*TASK REQUIREMENTS:*
Only the number is wanted: how many lines contain "chọn"?

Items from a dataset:
========================================================================

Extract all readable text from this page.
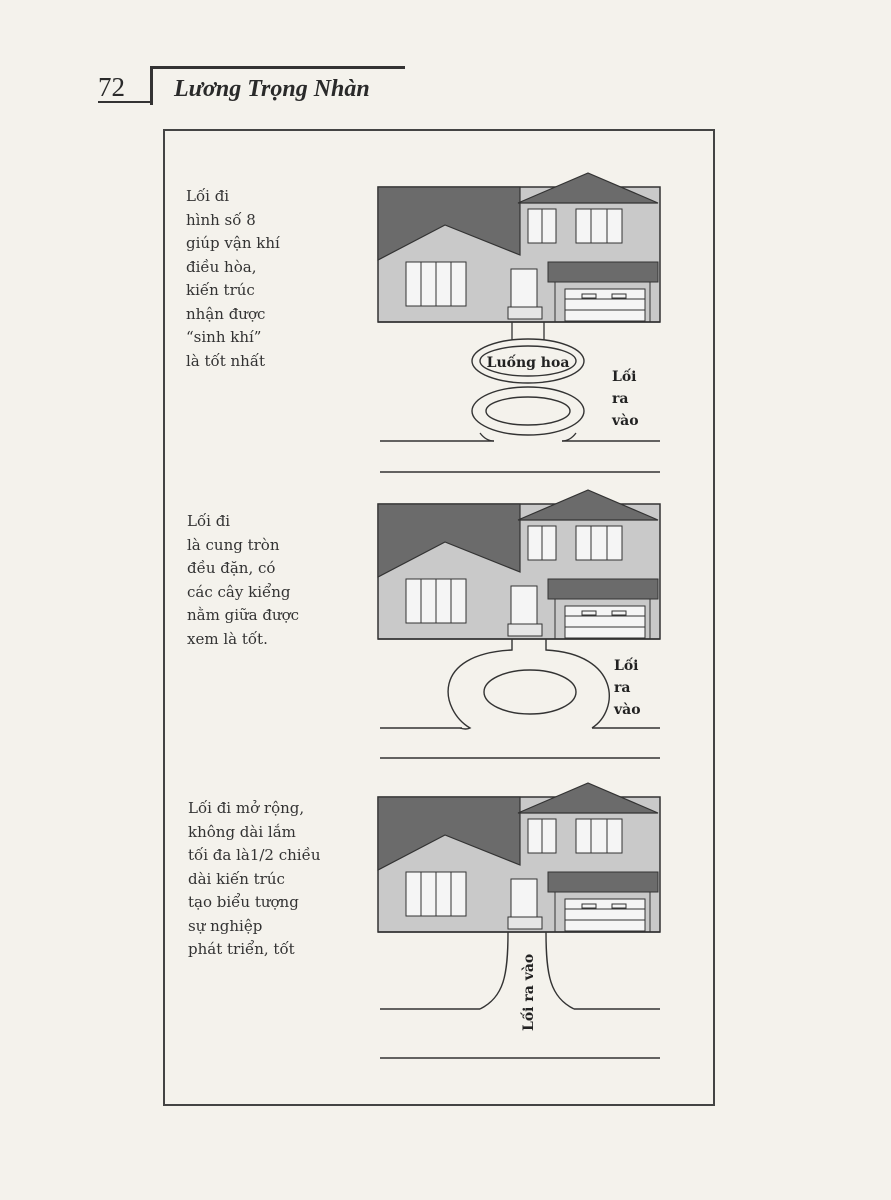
72 Lương Trọng Nhàn
Lối đi
hình số 8
giúp vận khí
điều hòa,
kiến trúc
nhận được
“sinh khí”
là tốt nhất
Lối đi
là cung tròn
đều đặn, có
các cây kiểng
nằm giữa được
xem là tốt.
Lối đi mở rộng,
không dài lắm
tối đa là1/2 chiều
dài kiến trúc
tạo biểu tượng
sự nghiệp
phát triển, tốt
Luống hoa
Lối
ra
vào
Lối
ra
vào
Lối ra vào
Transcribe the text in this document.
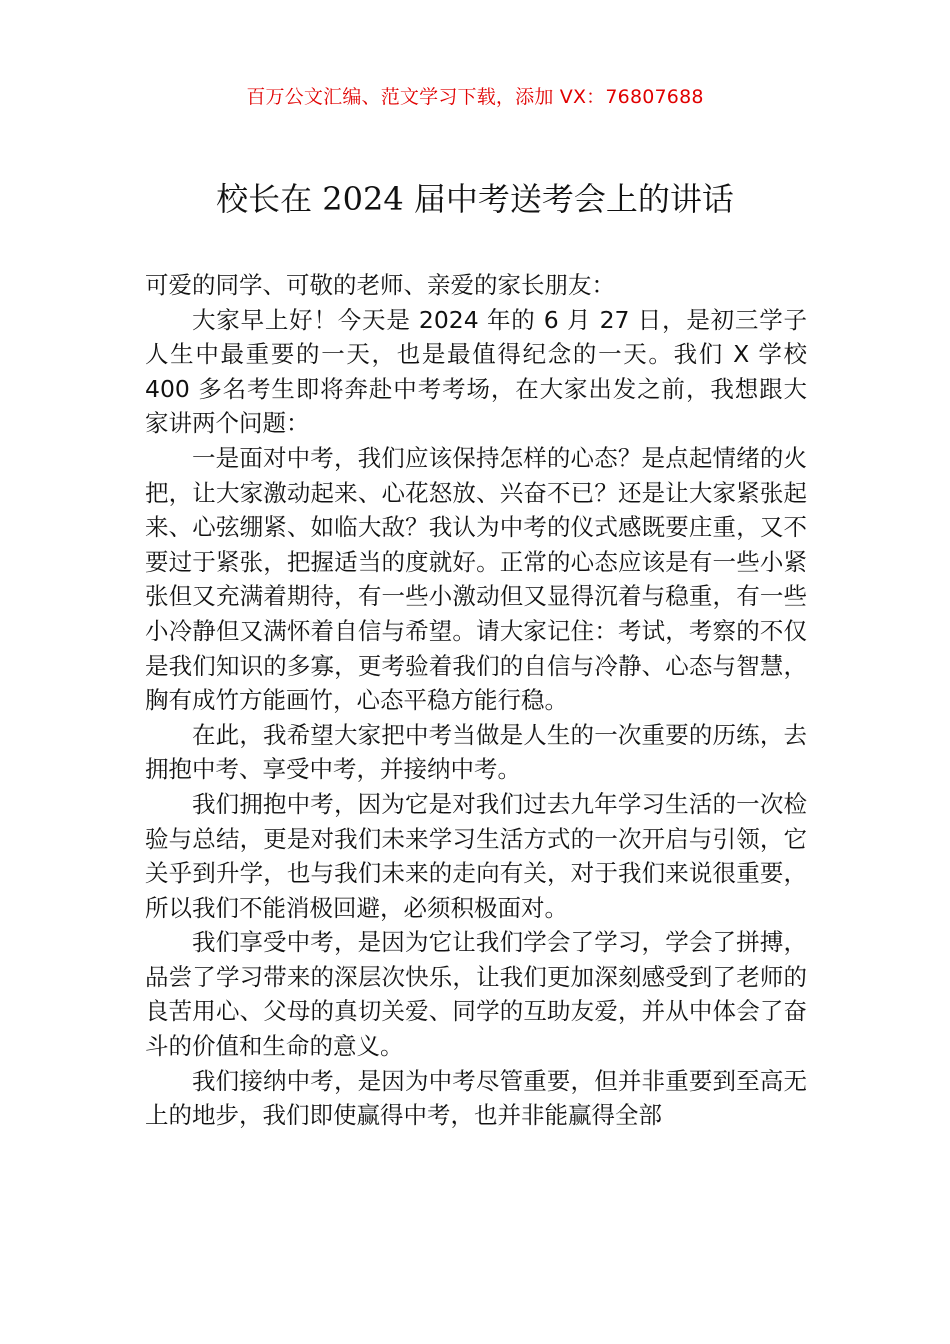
百万公文汇编、范文学习下载，添加 VX：76807688
校长在 2024 届中考送考会上的讲话

可爱的同学、可敬的老师、亲爱的家长朋友：

大家早上好！今天是 2024 年的 6 月 27 日，是初三学子人生中最重要的一天，也是最值得纪念的一天。我们 X 学校 400 多名考生即将奔赴中考考场，在大家出发之前，我想跟大家讲两个问题：

一是面对中考，我们应该保持怎样的心态？是点起情绪的火把，让大家激动起来、心花怒放、兴奋不已？还是让大家紧张起来、心弦绷紧、如临大敌？我认为中考的仪式感既要庄重，又不要过于紧张，把握适当的度就好。正常的心态应该是有一些小紧张但又充满着期待，有一些小激动但又显得沉着与稳重，有一些小冷静但又满怀着自信与希望。请大家记住：考试，考察的不仅是我们知识的多寡，更考验着我们的自信与冷静、心态与智慧，胸有成竹方能画竹，心态平稳方能行稳。

在此，我希望大家把中考当做是人生的一次重要的历练，去拥抱中考、享受中考，并接纳中考。

我们拥抱中考，因为它是对我们过去九年学习生活的一次检验与总结，更是对我们未来学习生活方式的一次开启与引领，它关乎到升学，也与我们未来的走向有关，对于我们来说很重要，所以我们不能消极回避，必须积极面对。

我们享受中考，是因为它让我们学会了学习，学会了拼搏，品尝了学习带来的深层次快乐，让我们更加深刻感受到了老师的良苦用心、父母的真切关爱、同学的互助友爱，并从中体会了奋斗的价值和生命的意义。

我们接纳中考，是因为中考尽管重要，但并非重要到至高无上的地步，我们即使赢得中考，也并非能赢得全部
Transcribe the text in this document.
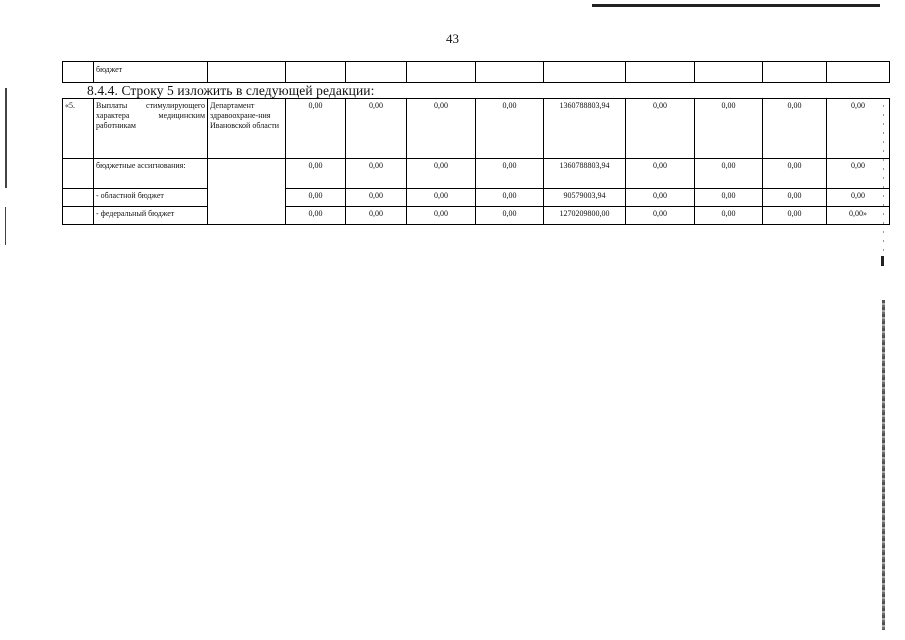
43
	бюджет										
8.4.4. Строку 5 изложить в следующей редакции:
«5.	Выплаты стимулирующего характера медицинским работникам	Департамент здравоохране-ния Ивановской области	0,00	0,00	0,00	0,00	1360788803,94	0,00	0,00	0,00	0,00
	бюджетные ассигнования:		0,00	0,00	0,00	0,00	1360788803,94	0,00	0,00	0,00	0,00
	- областной бюджет		0,00	0,00	0,00	0,00	90579003,94	0,00	0,00	0,00	0,00
	- федеральный бюджет		0,00	0,00	0,00	0,00	1270209800,00	0,00	0,00	0,00	0,00»
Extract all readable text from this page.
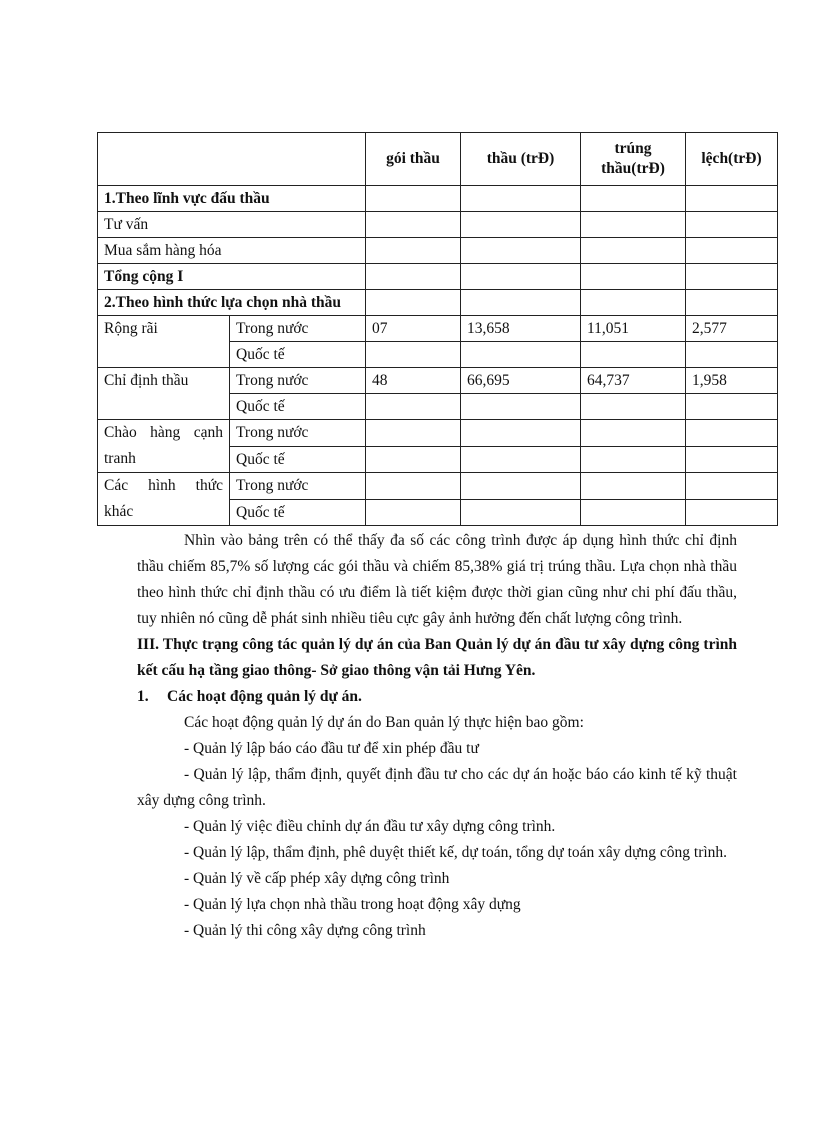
		gói thầu	thầu (trĐ)	trúng thầu(trĐ)	lệch(trĐ)
1.Theo lĩnh vực đấu thầu					
Tư vấn					
Mua sắm hàng hóa					
Tổng cộng I					
2.Theo hình thức lựa chọn nhà thầu					
Rộng rãi	Trong nước	07	13,658	11,051	2,577
	Quốc tế				
Chỉ định thầu	Trong nước	48	66,695	64,737	1,958
	Quốc tế				

Chào hàng cạnh
tranh	Trong nước				
	Quốc tế				

Các hình thức
khác	Trong nước				
	Quốc tế				

Nhìn vào bảng trên có thể thấy đa số các công trình được áp dụng hình thức chỉ định thầu chiếm 85,7% số lượng các gói thầu và chiếm 85,38% giá trị trúng thầu. Lựa chọn nhà thầu theo hình thức chỉ định thầu có ưu điểm là tiết kiệm được thời gian cũng như chi phí đấu thầu, tuy nhiên nó cũng dễ phát sinh nhiều tiêu cực gây ảnh hưởng đến chất lượng công trình.

III. Thực trạng công tác quản lý dự án của Ban Quản lý dự án đầu tư xây dựng công trình kết cấu hạ tầng giao thông- Sở giao thông vận tải Hưng Yên.

1.	Các hoạt động quản lý dự án.

Các hoạt động quản lý dự án do Ban quản lý thực hiện bao gồm:

- Quản lý lập báo cáo đầu tư để xin phép đầu tư

- Quản lý lập, thẩm định, quyết định đầu tư cho các dự án hoặc báo cáo kinh tế kỹ thuật xây dựng công trình.

- Quản lý việc điều chỉnh dự án đầu tư xây dựng công trình.

- Quản lý lập, thẩm định, phê duyệt thiết kế, dự toán, tổng dự toán xây dựng công trình.

- Quản lý về cấp phép xây dựng công trình

- Quản lý lựa chọn nhà thầu trong hoạt động xây dựng

- Quản lý thi công xây dựng công trình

========================================================================

*WRITTEN RESPONSE:*
3